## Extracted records
---*---

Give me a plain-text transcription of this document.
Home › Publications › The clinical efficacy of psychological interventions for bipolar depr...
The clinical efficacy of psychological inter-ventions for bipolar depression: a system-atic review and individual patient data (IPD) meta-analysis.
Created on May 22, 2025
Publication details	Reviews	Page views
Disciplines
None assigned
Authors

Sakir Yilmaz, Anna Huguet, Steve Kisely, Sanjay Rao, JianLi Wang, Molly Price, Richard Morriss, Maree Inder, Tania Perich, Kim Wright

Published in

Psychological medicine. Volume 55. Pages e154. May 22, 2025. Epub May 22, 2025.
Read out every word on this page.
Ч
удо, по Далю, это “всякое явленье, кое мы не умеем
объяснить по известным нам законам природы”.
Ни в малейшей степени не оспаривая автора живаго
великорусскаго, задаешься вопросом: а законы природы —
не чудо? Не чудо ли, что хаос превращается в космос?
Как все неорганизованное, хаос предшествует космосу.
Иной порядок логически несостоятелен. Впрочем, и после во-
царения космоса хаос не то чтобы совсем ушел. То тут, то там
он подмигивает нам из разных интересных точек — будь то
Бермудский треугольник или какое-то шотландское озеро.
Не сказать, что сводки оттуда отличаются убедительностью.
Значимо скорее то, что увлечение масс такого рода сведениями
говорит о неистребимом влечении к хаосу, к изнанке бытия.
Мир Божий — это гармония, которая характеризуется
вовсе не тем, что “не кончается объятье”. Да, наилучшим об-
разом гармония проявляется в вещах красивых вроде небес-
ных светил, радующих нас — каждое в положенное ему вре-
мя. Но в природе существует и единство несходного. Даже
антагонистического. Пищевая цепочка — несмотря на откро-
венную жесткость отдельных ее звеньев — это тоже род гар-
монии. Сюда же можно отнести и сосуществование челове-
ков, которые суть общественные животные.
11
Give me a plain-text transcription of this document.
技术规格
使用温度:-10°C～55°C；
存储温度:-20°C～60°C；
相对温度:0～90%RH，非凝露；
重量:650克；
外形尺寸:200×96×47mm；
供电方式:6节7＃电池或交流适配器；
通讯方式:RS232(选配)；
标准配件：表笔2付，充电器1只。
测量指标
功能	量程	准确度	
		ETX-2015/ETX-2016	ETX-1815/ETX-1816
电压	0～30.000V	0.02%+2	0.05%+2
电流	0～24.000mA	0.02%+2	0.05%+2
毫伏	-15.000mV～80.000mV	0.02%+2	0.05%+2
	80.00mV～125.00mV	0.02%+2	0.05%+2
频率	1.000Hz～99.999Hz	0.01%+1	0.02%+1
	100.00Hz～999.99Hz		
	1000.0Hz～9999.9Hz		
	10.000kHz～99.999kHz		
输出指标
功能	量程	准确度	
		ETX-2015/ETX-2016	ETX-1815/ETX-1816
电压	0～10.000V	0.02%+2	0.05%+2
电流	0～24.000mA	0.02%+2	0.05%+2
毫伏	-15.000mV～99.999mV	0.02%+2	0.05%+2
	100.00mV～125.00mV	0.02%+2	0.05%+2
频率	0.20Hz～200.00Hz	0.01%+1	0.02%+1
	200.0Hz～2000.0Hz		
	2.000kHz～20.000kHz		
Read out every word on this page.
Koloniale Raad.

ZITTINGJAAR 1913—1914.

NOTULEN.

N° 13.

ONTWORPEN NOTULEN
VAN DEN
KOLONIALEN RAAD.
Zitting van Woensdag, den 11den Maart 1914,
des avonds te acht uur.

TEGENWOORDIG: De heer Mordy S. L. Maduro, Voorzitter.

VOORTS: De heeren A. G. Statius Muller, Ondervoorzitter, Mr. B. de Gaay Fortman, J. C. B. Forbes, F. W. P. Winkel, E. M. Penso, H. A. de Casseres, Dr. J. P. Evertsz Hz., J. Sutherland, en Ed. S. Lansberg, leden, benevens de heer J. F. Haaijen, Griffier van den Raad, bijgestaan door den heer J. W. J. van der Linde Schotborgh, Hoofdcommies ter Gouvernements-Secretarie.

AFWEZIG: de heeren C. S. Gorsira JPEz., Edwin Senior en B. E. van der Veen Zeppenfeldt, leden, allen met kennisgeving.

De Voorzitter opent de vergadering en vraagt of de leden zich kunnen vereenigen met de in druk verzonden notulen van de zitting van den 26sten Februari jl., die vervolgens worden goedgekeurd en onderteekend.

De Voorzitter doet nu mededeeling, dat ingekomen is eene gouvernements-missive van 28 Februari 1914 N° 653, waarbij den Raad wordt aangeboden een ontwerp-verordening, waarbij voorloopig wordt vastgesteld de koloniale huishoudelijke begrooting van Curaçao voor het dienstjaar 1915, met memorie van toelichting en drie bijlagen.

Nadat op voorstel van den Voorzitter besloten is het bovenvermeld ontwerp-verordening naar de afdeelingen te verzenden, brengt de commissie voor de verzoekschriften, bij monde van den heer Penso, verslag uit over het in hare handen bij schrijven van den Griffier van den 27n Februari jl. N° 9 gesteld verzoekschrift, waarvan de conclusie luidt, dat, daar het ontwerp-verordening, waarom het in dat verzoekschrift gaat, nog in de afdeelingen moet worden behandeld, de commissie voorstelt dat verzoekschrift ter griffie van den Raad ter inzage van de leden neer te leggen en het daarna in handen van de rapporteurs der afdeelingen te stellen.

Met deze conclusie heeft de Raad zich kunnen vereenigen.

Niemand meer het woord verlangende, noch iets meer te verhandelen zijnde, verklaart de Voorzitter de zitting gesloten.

---*---

## Requirement
Pick out every line with the string "leden" and copy it.

## The output
VOORTS: De heeren A. G. Statius Muller, Ondervoorzitter, Mr. B. de Gaay Fortman, J. C. B. Forbes, F. W. P. Winkel, E. M. Penso, H. A. de Casseres, Dr. J. P. Evertsz Hz., J. Sutherland, en Ed. S. Lansberg, leden, benevens de heer J. F. Haaijen, Griffier van den Raad, bijgestaan door den heer J. W. J. van der Linde Schotborgh, Hoofdcommies ter Gouvernements-Secretarie.
AFWEZIG: de heeren C. S. Gorsira JPEz., Edwin Senior en B. E. van der Veen Zeppenfeldt, leden, allen met kennisgeving.
De Voorzitter opent de vergadering en vraagt of de leden zich kunnen vereenigen met de in druk verzonden notulen van de zitting van den 26sten Februari jl., die vervolgens worden goedgekeurd en onderteekend.
Nadat op voorstel van den Voorzitter besloten is het bovenvermeld ontwerp-verordening naar de afdeelingen te verzenden, brengt de commissie voor de verzoekschriften, bij monde van den heer Penso, verslag uit over het in hare handen bij schrijven van den Griffier van den 27n Februari jl. N° 9 gesteld verzoekschrift, waarvan de conclusie luidt, dat, daar het ontwerp-verordening, waarom het in dat verzoekschrift gaat, nog in de afdeelingen moet worden behandeld, de commissie voorstelt dat verzoekschrift ter griffie van den Raad ter inzage van de leden neer te leggen en het daarna in handen van de rapporteurs der afdeelingen te stellen.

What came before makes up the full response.